SET PROBLEM: Narrow the data below down to the lines containing "name".

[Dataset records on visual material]
__________________________________________________
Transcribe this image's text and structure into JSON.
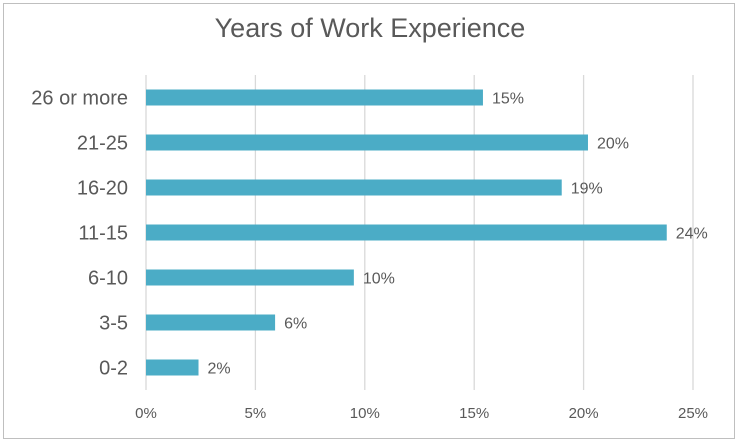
{
  "chart_data": {
    "type": "bar",
    "orientation": "horizontal",
    "title": "Years of Work Experience",
    "xlabel": "",
    "ylabel": "",
    "categories": [
      "26 or more",
      "21-25",
      "16-20",
      "11-15",
      "6-10",
      "3-5",
      "0-2"
    ],
    "values": [
      15.4,
      20.2,
      19.0,
      23.8,
      9.5,
      5.9,
      2.4
    ],
    "data_labels": [
      "15%",
      "20%",
      "19%",
      "24%",
      "10%",
      "6%",
      "2%"
    ],
    "x_ticks": [
      "0%",
      "5%",
      "10%",
      "15%",
      "20%",
      "25%"
    ],
    "xlim": [
      0,
      25
    ],
    "x_tick_step": 5,
    "grid": "vertical",
    "legend": "none",
    "bar_color": "#4bacc6",
    "grid_color": "#d9d9d9",
    "text_color": "#595959"
  }
}
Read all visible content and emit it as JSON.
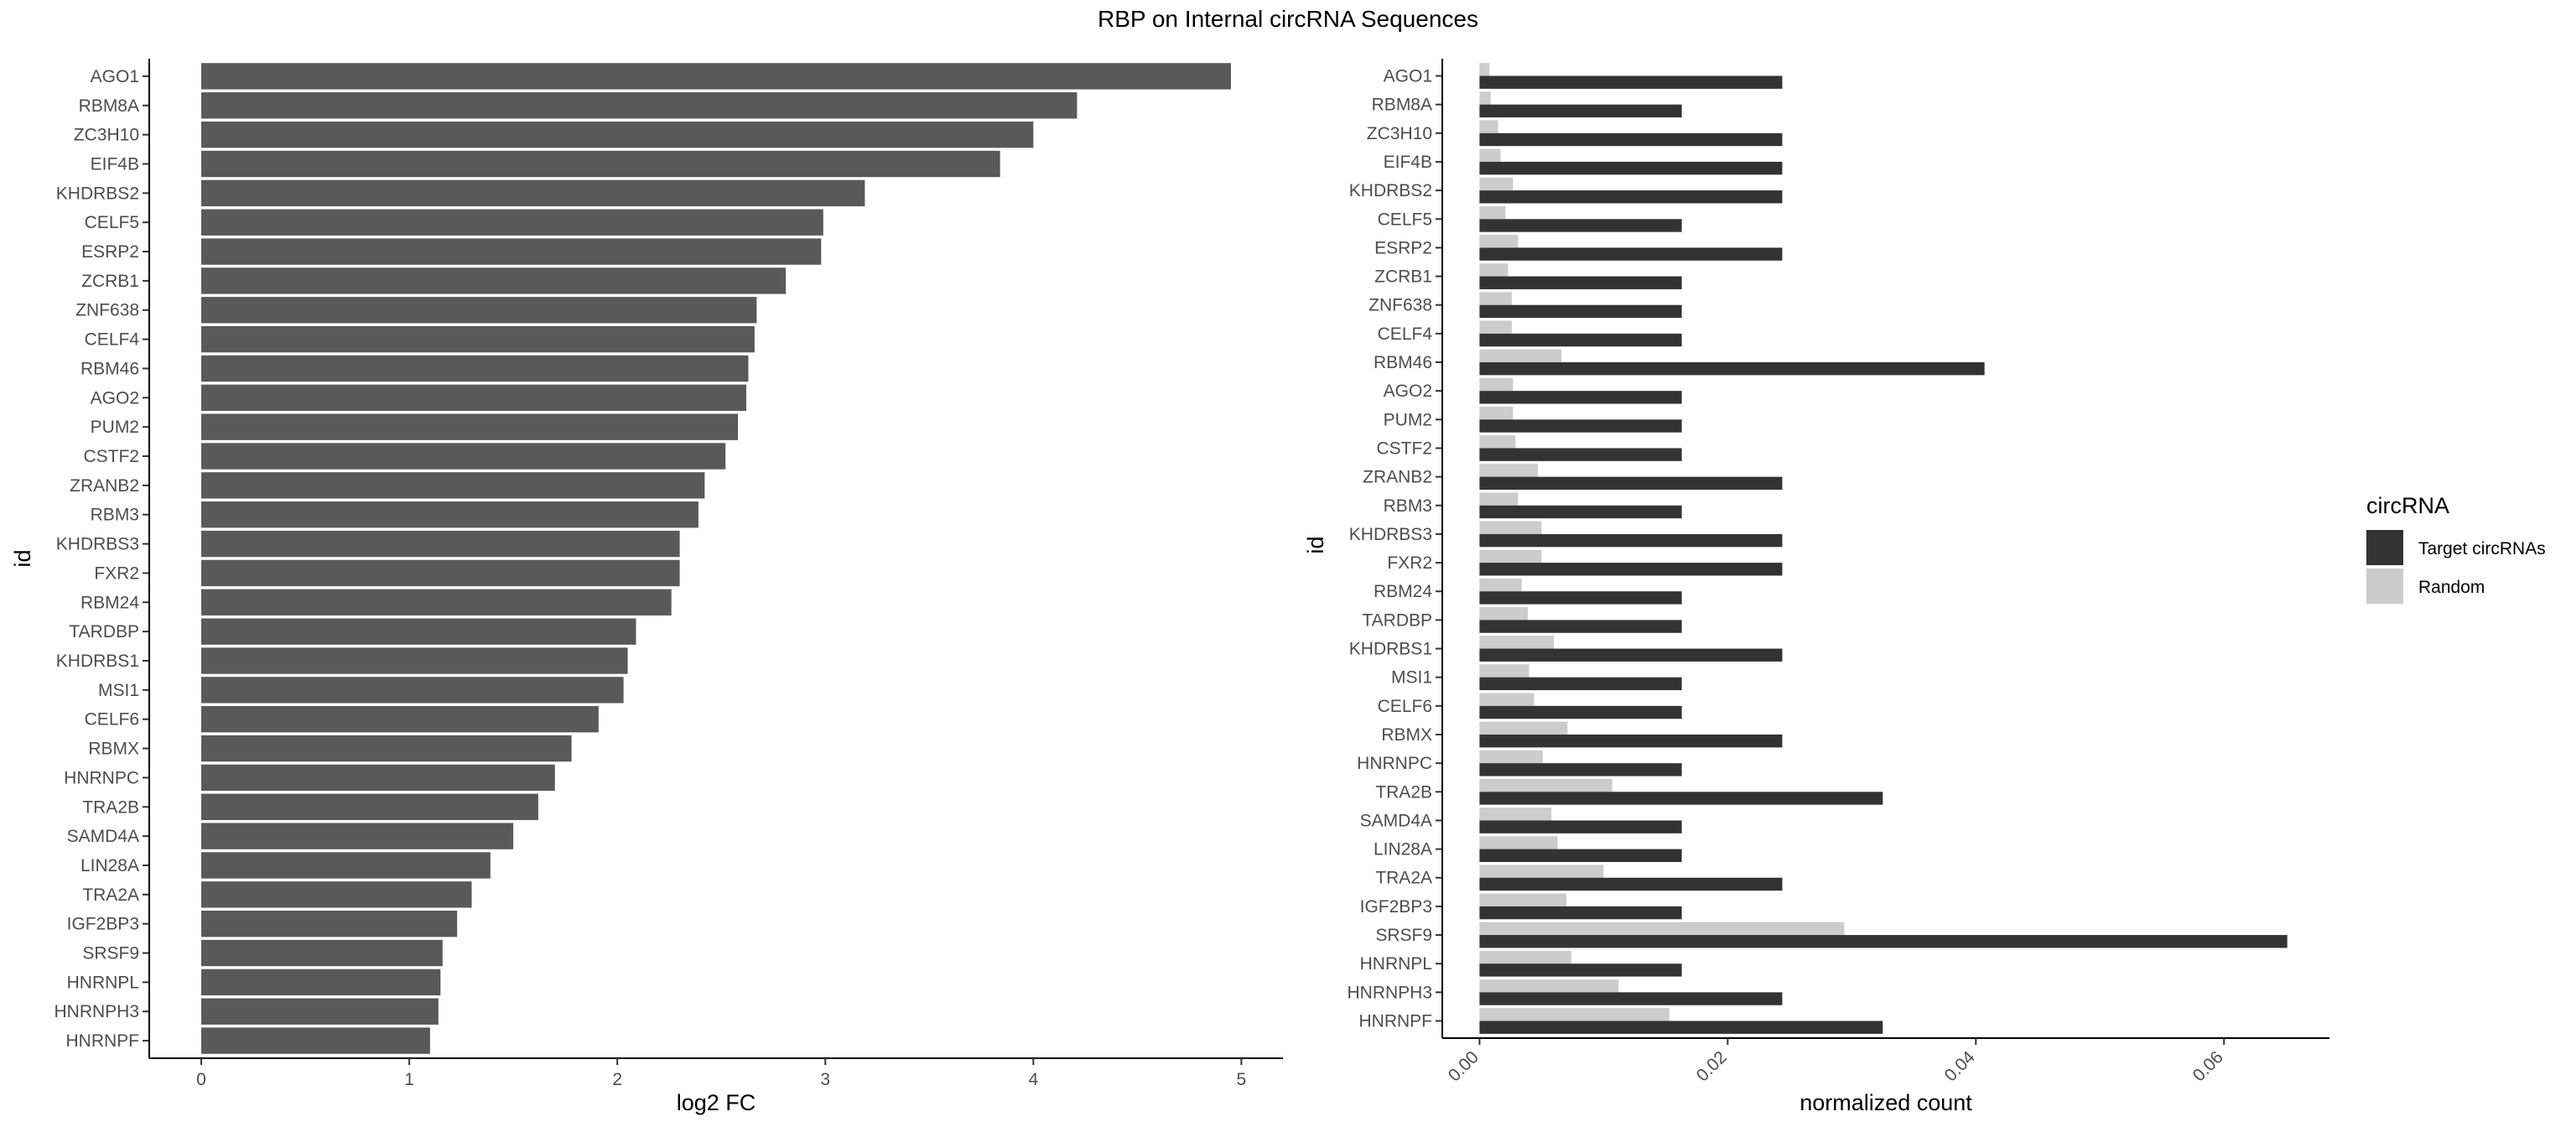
{
  "figure": {
    "title": "RBP on Internal circRNA Sequences"
  },
  "chart_data": [
    {
      "type": "bar",
      "orientation": "horizontal",
      "xlabel": "log2 FC",
      "ylabel": "id",
      "xlim": [
        -0.25,
        5.2
      ],
      "xticks": [
        "0",
        "1",
        "2",
        "3",
        "4",
        "5"
      ],
      "bar_color": "#595959",
      "categories": [
        "AGO1",
        "RBM8A",
        "ZC3H10",
        "EIF4B",
        "KHDRBS2",
        "CELF5",
        "ESRP2",
        "ZCRB1",
        "ZNF638",
        "CELF4",
        "RBM46",
        "AGO2",
        "PUM2",
        "CSTF2",
        "ZRANB2",
        "RBM3",
        "KHDRBS3",
        "FXR2",
        "RBM24",
        "TARDBP",
        "KHDRBS1",
        "MSI1",
        "CELF6",
        "RBMX",
        "HNRNPC",
        "TRA2B",
        "SAMD4A",
        "LIN28A",
        "TRA2A",
        "IGF2BP3",
        "SRSF9",
        "HNRNPL",
        "HNRNPH3",
        "HNRNPF"
      ],
      "values": [
        4.95,
        4.21,
        4.0,
        3.84,
        3.19,
        2.99,
        2.98,
        2.81,
        2.67,
        2.66,
        2.63,
        2.62,
        2.58,
        2.52,
        2.42,
        2.39,
        2.3,
        2.3,
        2.26,
        2.09,
        2.05,
        2.03,
        1.91,
        1.78,
        1.7,
        1.62,
        1.5,
        1.39,
        1.3,
        1.23,
        1.16,
        1.15,
        1.14,
        1.1
      ],
      "grid": false
    },
    {
      "type": "bar",
      "orientation": "horizontal",
      "xlabel": "normalized count",
      "ylabel": "id",
      "xlim": [
        -0.003,
        0.0685
      ],
      "xticks": [
        "0.00",
        "0.02",
        "0.04",
        "0.06"
      ],
      "grid": false,
      "legend": {
        "title": "circRNA",
        "placement": "right"
      },
      "categories": [
        "AGO1",
        "RBM8A",
        "ZC3H10",
        "EIF4B",
        "KHDRBS2",
        "CELF5",
        "ESRP2",
        "ZCRB1",
        "ZNF638",
        "CELF4",
        "RBM46",
        "AGO2",
        "PUM2",
        "CSTF2",
        "ZRANB2",
        "RBM3",
        "KHDRBS3",
        "FXR2",
        "RBM24",
        "TARDBP",
        "KHDRBS1",
        "MSI1",
        "CELF6",
        "RBMX",
        "HNRNPC",
        "TRA2B",
        "SAMD4A",
        "LIN28A",
        "TRA2A",
        "IGF2BP3",
        "SRSF9",
        "HNRNPL",
        "HNRNPH3",
        "HNRNPF"
      ],
      "series": [
        {
          "name": "Target circRNAs",
          "color": "#333333",
          "values": [
            0.0244,
            0.0163,
            0.0244,
            0.0244,
            0.0244,
            0.0163,
            0.0244,
            0.0163,
            0.0163,
            0.0163,
            0.0407,
            0.0163,
            0.0163,
            0.0163,
            0.0244,
            0.0163,
            0.0244,
            0.0244,
            0.0163,
            0.0163,
            0.0244,
            0.0163,
            0.0163,
            0.0244,
            0.0163,
            0.0325,
            0.0163,
            0.0163,
            0.0244,
            0.0163,
            0.0651,
            0.0163,
            0.0244,
            0.0325
          ]
        },
        {
          "name": "Random",
          "color": "#cccccc",
          "values": [
            0.0008,
            0.0009,
            0.0015,
            0.0017,
            0.0027,
            0.0021,
            0.0031,
            0.0023,
            0.0026,
            0.0026,
            0.0066,
            0.0027,
            0.0027,
            0.0029,
            0.0047,
            0.0031,
            0.005,
            0.005,
            0.0034,
            0.0039,
            0.006,
            0.004,
            0.0044,
            0.0071,
            0.0051,
            0.0107,
            0.0058,
            0.0063,
            0.01,
            0.007,
            0.0294,
            0.0074,
            0.0112,
            0.0153
          ]
        }
      ]
    }
  ]
}
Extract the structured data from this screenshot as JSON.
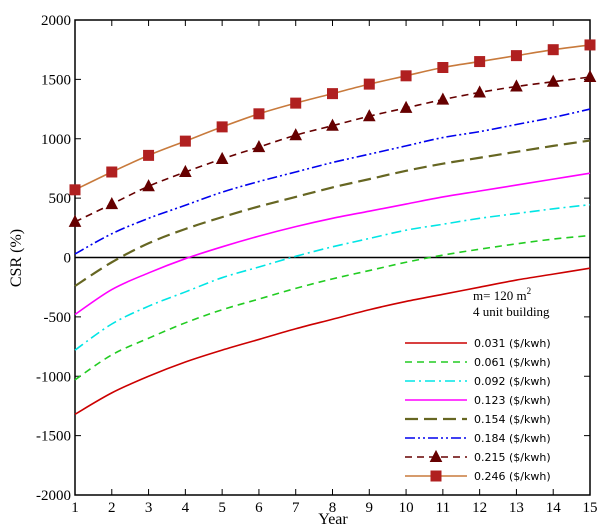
{
  "chart_data": {
    "type": "line",
    "xlabel": "Year",
    "ylabel": "CSR (%)",
    "xlim": [
      1,
      15
    ],
    "ylim": [
      -2000,
      2000
    ],
    "x_ticks": [
      1,
      2,
      3,
      4,
      5,
      6,
      7,
      8,
      9,
      10,
      11,
      12,
      13,
      14,
      15
    ],
    "y_ticks": [
      -2000,
      -1500,
      -1000,
      -500,
      0,
      500,
      1000,
      1500,
      2000
    ],
    "zero_line": true,
    "grid": false,
    "legend_position": "bottom-right",
    "annotation": {
      "line1": "m= 120 m",
      "line1_sup": "2",
      "line2": "4 unit building"
    },
    "x": [
      1,
      2,
      3,
      4,
      5,
      6,
      7,
      8,
      9,
      10,
      11,
      12,
      13,
      14,
      15
    ],
    "series": [
      {
        "name": "0.031 ($/kwh)",
        "color": "#cc0000",
        "dash": "solid",
        "marker": "none",
        "values": [
          -1320,
          -1140,
          -1000,
          -880,
          -780,
          -690,
          -600,
          -520,
          -440,
          -370,
          -310,
          -250,
          -190,
          -140,
          -90
        ]
      },
      {
        "name": "0.061 ($/kwh)",
        "color": "#22cc22",
        "dash": "dashed",
        "marker": "none",
        "values": [
          -1030,
          -820,
          -680,
          -550,
          -440,
          -350,
          -260,
          -180,
          -110,
          -40,
          20,
          70,
          115,
          155,
          185
        ]
      },
      {
        "name": "0.092 ($/kwh)",
        "color": "#00e5e5",
        "dash": "dashdot",
        "marker": "none",
        "values": [
          -780,
          -560,
          -410,
          -290,
          -170,
          -80,
          10,
          90,
          160,
          230,
          280,
          330,
          370,
          410,
          445
        ]
      },
      {
        "name": "0.123 ($/kwh)",
        "color": "#ff00ff",
        "dash": "solid",
        "marker": "none",
        "values": [
          -480,
          -270,
          -130,
          -10,
          90,
          180,
          260,
          330,
          390,
          450,
          510,
          560,
          610,
          660,
          710
        ]
      },
      {
        "name": "0.154 ($/kwh)",
        "color": "#666622",
        "dash": "longdash",
        "marker": "none",
        "values": [
          -240,
          -40,
          120,
          240,
          340,
          430,
          510,
          590,
          660,
          730,
          790,
          840,
          890,
          940,
          985
        ]
      },
      {
        "name": "0.184 ($/kwh)",
        "color": "#0000ee",
        "dash": "dashdotdot",
        "marker": "none",
        "values": [
          30,
          200,
          330,
          440,
          550,
          640,
          720,
          800,
          870,
          940,
          1010,
          1060,
          1120,
          1180,
          1250
        ]
      },
      {
        "name": "0.215 ($/kwh)",
        "color": "#660000",
        "dash": "dashed",
        "marker": "triangle",
        "values": [
          300,
          450,
          600,
          720,
          830,
          930,
          1030,
          1110,
          1190,
          1260,
          1330,
          1390,
          1440,
          1480,
          1520
        ]
      },
      {
        "name": "0.246 ($/kwh)",
        "color": "#b02020",
        "line_color": "#c87a3c",
        "dash": "solid",
        "marker": "square",
        "values": [
          570,
          720,
          860,
          980,
          1100,
          1210,
          1300,
          1380,
          1460,
          1530,
          1600,
          1650,
          1700,
          1750,
          1790
        ]
      }
    ]
  }
}
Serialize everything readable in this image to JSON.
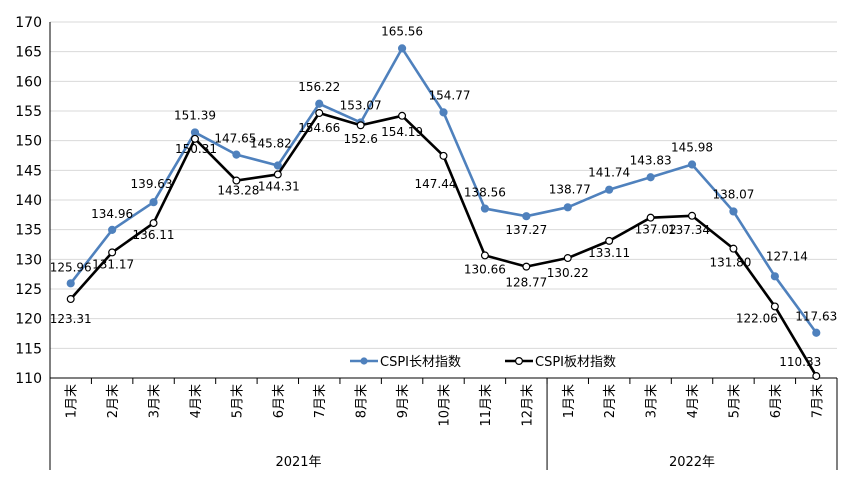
{
  "chart_data": {
    "type": "line",
    "title": "",
    "xlabel": "",
    "ylabel": "",
    "ylim": [
      110,
      170
    ],
    "yticks": [
      110,
      115,
      120,
      125,
      130,
      135,
      140,
      145,
      150,
      155,
      160,
      165,
      170
    ],
    "categories": [
      "1月末",
      "2月末",
      "3月末",
      "4月末",
      "5月末",
      "6月末",
      "7月末",
      "8月末",
      "9月末",
      "10月末",
      "11月末",
      "12月末",
      "1月末",
      "2月末",
      "3月末",
      "4月末",
      "5月末",
      "6月末",
      "7月末"
    ],
    "groups": [
      {
        "label": "2021年",
        "count": 12
      },
      {
        "label": "2022年",
        "count": 7
      }
    ],
    "series": [
      {
        "name": "CSPI长材指数",
        "color": "#4f81bd",
        "marker": "filled",
        "values": [
          125.96,
          134.96,
          139.63,
          151.39,
          147.65,
          145.82,
          156.22,
          153.07,
          165.56,
          154.77,
          138.56,
          137.27,
          138.77,
          141.74,
          143.83,
          145.98,
          138.07,
          127.14,
          117.63
        ],
        "labels": [
          "125.96",
          "134.96",
          "139.63",
          "151.39",
          "147.65",
          "145.82",
          "156.22",
          "153.07",
          "165.56",
          "154.77",
          "138.56",
          "137.27",
          "138.77",
          "141.74",
          "143.83",
          "145.98",
          "138.07",
          "127.14",
          "117.63"
        ]
      },
      {
        "name": "CSPI板材指数",
        "color": "#000000",
        "marker": "hollow",
        "values": [
          123.31,
          131.17,
          136.11,
          150.31,
          143.28,
          144.31,
          154.66,
          152.6,
          154.19,
          147.44,
          130.66,
          128.77,
          130.22,
          133.11,
          137.02,
          137.34,
          131.8,
          122.06,
          110.33
        ],
        "labels": [
          "123.31",
          "131.17",
          "136.11",
          "150.31",
          "143.28",
          "144.31",
          "154.66",
          "152.6",
          "154.19",
          "147.44",
          "130.66",
          "128.77",
          "130.22",
          "133.11",
          "137.02",
          "137.34",
          "131.80",
          "122.06",
          "110.33"
        ]
      }
    ],
    "legend_position": "bottom-center",
    "grid": true
  }
}
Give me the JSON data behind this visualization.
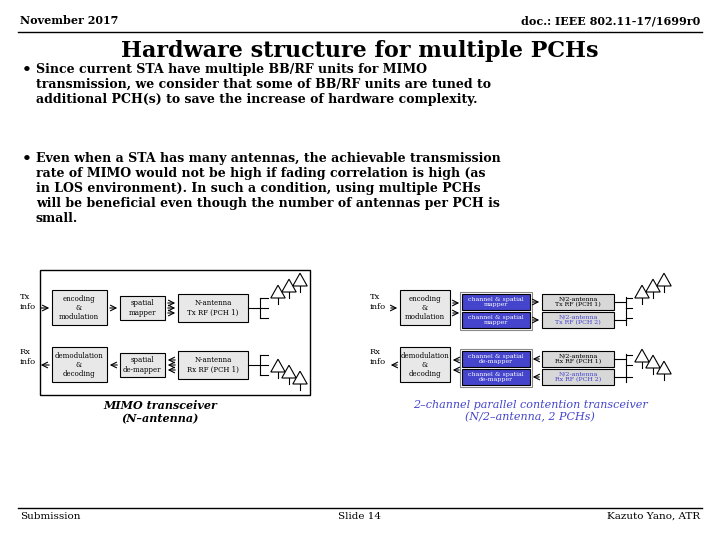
__________________________________________________
RESPONSE FOR THIS EXERCISE:
          "name": "Target circRNAs",
          "name": "Random",
        "name": "0.031 ($/kwh)",
        "name": "0.061 ($/kwh)",
        "name": "0.092 ($/kwh)",
        "name": "0.123 ($/kwh)",
        "name": "0.154 ($/kwh)",
        "name": "0.184 ($/kwh)",
        "name": "0.215 ($/kwh)",
        "name": "0.246 ($/kwh)",
        "name": "CSPI长材指数",
        "name": "CSPI板材指数",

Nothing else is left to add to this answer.